> [What is required]:
Extract each line holding the word "text" from the entries.

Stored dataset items
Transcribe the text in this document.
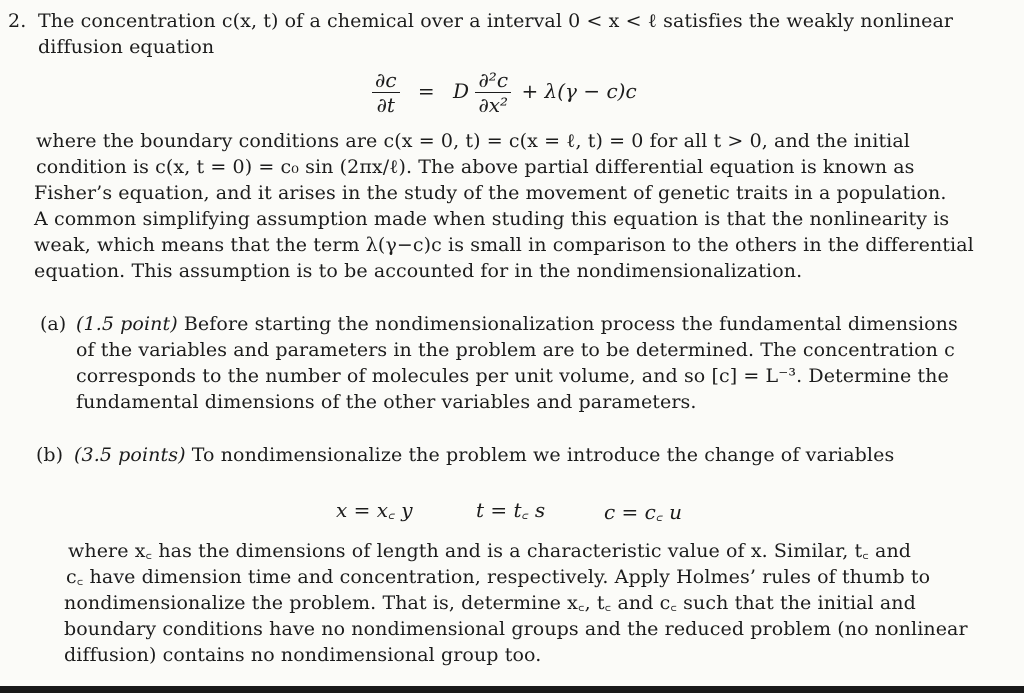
2. The concentration c(x, t) of a chemical over a interval 0 < x < ℓ satisfies the weakly nonlinear
diffusion equation
$\frac{\partial c}{\partial t} = D \frac{\text{∂²c}}{\text{∂x²}} + \lambda(\gamma - c)c$
where the boundary conditions are c(x = 0, t) = c(x = ℓ, t) = 0 for all t > 0, and the initial
condition is c(x, t = 0) = c₀ sin (2πx/ℓ). The above partial differential equation is known as
Fisher’s equation, and it arises in the study of the movement of genetic traits in a population.
A common simplifying assumption made when studing this equation is that the nonlinearity is
weak, which means that the term λ(γ−c)c is small in comparison to the others in the differential
equation. This assumption is to be accounted for in the nondimensionalization.
(a) (1.5 point) Before starting the nondimensionalization process the fundamental dimensions
of the variables and parameters in the problem are to be determined. The concentration c
corresponds to the number of molecules per unit volume, and so [c] = L⁻³. Determine the
fundamental dimensions of the other variables and parameters.
(b) (3.5 points) To nondimensionalize the problem we introduce the change of variables
x = x꜀ y	t = t꜀ s	c = c꜀ u
where x꜀ has the dimensions of length and is a characteristic value of x. Similar, t꜀ and
c꜀ have dimension time and concentration, respectively. Apply Holmes’ rules of thumb to
nondimensionalize the problem. That is, determine x꜀, t꜀ and c꜀ such that the initial and
boundary conditions have no nondimensional groups and the reduced problem (no nonlinear
diffusion) contains no nondimensional group too.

> [The output]:
Transcribe the text in this document.
$\frac{\partial c}{\partial t} = D \frac{\text{∂²c}}{\text{∂x²}} + \lambda(\gamma - c)c$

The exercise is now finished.